--- TASK DATA ---
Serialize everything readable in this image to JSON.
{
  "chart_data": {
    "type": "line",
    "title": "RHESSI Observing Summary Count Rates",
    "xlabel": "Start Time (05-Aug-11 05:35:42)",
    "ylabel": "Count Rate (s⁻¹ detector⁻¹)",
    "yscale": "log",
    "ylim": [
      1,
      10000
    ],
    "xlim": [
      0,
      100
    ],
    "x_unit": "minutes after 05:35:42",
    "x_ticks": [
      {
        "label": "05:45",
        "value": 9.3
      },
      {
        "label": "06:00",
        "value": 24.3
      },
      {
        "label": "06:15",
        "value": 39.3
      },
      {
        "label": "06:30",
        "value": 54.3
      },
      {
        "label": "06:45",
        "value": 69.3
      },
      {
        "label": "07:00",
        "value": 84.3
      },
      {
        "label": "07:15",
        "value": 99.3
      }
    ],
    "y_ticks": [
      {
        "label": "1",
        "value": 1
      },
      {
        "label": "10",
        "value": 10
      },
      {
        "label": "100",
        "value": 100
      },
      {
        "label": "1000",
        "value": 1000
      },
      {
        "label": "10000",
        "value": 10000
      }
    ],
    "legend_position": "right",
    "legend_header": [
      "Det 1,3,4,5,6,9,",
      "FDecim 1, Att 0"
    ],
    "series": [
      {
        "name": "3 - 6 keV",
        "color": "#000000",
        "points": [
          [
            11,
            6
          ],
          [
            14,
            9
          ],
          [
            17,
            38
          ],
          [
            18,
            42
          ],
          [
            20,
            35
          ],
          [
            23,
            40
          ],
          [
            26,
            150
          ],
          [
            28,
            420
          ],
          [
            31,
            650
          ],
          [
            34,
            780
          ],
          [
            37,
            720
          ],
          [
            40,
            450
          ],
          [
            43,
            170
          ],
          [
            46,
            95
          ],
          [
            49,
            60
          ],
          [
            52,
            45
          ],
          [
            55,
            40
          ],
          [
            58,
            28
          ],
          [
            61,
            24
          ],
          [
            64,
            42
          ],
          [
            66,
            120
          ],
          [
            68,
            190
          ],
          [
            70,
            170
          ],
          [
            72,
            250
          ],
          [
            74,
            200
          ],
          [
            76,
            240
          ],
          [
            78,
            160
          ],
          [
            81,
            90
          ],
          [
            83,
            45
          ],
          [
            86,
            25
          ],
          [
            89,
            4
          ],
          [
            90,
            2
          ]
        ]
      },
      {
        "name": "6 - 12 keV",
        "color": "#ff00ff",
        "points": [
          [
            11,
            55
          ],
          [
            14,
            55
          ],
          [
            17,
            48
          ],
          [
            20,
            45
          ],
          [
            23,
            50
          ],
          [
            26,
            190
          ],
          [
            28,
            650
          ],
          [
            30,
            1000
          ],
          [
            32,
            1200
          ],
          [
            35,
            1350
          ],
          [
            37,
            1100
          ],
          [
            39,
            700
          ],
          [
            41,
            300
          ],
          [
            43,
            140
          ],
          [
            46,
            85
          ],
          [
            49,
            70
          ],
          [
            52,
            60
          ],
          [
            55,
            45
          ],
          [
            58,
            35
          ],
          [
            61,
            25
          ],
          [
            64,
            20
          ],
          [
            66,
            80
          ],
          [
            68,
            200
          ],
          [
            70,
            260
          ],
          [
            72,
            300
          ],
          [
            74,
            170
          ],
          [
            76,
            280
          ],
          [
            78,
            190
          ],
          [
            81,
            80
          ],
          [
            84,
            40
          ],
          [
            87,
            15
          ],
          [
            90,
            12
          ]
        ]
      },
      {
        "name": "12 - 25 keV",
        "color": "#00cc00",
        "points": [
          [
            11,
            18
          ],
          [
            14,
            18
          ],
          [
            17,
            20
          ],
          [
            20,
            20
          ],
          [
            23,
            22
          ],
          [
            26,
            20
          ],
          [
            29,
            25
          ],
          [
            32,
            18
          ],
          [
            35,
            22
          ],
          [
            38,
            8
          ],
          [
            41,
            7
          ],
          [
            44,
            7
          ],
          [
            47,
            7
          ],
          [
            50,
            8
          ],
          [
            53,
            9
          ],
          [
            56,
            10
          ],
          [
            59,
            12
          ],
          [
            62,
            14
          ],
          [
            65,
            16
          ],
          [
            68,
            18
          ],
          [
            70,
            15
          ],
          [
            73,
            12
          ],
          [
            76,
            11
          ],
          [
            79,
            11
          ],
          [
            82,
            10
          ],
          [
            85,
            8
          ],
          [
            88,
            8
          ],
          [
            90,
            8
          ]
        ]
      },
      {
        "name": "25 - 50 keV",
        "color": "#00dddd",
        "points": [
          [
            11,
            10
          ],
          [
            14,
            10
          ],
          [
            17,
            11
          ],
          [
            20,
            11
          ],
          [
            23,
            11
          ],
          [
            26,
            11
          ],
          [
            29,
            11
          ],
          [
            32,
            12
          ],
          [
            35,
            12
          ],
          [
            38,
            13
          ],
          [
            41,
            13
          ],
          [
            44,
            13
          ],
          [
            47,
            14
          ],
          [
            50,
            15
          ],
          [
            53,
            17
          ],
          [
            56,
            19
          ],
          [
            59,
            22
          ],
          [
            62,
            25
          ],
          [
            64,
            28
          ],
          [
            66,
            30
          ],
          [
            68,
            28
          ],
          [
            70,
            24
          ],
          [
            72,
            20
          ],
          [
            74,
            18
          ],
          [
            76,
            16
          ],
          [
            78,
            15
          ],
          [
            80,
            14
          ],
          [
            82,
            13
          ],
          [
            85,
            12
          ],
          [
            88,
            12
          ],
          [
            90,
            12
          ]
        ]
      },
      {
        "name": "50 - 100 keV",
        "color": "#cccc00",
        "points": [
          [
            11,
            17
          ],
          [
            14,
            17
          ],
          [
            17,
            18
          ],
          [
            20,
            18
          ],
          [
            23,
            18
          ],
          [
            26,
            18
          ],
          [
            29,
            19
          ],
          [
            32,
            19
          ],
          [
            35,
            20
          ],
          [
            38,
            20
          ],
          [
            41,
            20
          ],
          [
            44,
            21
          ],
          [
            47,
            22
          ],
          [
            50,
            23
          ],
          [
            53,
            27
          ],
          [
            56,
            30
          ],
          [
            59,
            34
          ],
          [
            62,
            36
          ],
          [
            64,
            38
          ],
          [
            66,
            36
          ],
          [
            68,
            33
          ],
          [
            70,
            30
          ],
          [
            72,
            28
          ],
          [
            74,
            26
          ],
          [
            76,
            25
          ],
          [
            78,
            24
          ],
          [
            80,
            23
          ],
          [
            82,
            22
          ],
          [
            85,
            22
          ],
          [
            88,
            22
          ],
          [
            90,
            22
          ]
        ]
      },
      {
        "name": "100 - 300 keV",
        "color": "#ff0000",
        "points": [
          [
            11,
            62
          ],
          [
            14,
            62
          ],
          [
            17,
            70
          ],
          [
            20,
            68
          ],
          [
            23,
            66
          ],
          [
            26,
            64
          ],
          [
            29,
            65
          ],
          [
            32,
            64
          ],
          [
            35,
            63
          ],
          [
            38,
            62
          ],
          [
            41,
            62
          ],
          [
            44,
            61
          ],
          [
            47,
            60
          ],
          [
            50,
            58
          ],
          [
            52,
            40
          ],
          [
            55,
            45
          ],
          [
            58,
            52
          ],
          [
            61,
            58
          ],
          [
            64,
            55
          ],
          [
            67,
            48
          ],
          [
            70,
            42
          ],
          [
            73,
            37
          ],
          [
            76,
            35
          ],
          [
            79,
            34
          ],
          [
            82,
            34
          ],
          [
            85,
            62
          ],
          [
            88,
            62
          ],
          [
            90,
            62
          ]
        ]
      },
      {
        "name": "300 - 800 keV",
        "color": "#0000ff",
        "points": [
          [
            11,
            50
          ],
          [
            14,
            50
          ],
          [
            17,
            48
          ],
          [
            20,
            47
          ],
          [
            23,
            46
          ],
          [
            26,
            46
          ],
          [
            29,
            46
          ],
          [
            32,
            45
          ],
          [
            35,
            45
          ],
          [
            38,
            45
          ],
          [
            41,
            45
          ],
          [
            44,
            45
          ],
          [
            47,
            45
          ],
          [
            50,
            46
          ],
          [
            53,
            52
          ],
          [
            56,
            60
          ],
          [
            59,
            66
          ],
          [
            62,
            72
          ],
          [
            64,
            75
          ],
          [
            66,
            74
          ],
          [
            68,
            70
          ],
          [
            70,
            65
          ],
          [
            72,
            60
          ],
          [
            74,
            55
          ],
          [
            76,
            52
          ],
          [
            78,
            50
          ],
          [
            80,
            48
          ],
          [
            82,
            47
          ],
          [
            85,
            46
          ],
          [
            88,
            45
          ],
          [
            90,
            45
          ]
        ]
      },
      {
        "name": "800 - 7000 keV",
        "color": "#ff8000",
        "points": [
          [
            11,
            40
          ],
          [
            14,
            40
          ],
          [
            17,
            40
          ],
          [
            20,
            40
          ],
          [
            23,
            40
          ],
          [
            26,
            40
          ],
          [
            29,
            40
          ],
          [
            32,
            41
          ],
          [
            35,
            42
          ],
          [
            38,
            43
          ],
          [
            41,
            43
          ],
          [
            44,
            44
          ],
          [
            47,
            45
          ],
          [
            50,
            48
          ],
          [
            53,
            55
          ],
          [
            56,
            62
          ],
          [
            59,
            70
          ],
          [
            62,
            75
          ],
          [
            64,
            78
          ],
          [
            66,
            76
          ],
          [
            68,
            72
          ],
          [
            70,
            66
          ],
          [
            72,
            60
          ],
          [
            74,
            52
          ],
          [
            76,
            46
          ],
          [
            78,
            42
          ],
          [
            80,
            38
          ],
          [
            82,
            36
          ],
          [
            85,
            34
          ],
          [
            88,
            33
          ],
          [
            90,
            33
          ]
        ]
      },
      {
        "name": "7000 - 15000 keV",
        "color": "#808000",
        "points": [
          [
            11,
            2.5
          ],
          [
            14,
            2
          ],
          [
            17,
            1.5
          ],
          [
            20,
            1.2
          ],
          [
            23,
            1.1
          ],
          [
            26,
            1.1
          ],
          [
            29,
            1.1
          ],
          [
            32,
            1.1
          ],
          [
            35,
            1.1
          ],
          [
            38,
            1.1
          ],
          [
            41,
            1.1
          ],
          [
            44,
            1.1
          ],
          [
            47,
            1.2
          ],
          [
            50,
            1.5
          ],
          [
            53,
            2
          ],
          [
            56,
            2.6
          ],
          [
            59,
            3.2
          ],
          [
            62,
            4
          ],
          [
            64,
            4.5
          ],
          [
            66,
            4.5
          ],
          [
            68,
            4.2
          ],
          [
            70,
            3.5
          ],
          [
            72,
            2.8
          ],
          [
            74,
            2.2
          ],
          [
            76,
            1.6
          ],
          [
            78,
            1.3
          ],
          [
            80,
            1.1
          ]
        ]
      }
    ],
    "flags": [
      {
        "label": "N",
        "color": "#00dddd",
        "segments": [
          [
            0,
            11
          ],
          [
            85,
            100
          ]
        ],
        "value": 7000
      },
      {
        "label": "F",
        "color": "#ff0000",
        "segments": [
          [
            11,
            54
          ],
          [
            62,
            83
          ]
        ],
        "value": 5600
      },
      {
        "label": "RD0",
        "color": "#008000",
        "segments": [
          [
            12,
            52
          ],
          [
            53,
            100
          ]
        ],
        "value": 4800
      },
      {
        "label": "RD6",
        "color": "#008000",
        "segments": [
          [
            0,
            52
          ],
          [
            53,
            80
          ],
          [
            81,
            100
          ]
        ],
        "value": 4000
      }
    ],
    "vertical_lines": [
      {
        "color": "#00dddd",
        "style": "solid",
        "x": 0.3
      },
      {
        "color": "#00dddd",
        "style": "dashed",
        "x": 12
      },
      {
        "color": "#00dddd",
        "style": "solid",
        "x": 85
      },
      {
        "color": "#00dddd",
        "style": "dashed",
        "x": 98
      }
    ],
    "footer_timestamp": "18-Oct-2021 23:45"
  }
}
---
» **AIM**:
Look for lines containing the string "name" and copy them all.

» **SOLUTION FOR THIS TASK**:
        "name": "3 - 6 keV",
        "name": "6 - 12 keV",
        "name": "12 - 25 keV",
        "name": "25 - 50 keV",
        "name": "50 - 100 keV",
        "name": "100 - 300 keV",
        "name": "300 - 800 keV",
        "name": "800 - 7000 keV",
        "name": "7000 - 15000 keV",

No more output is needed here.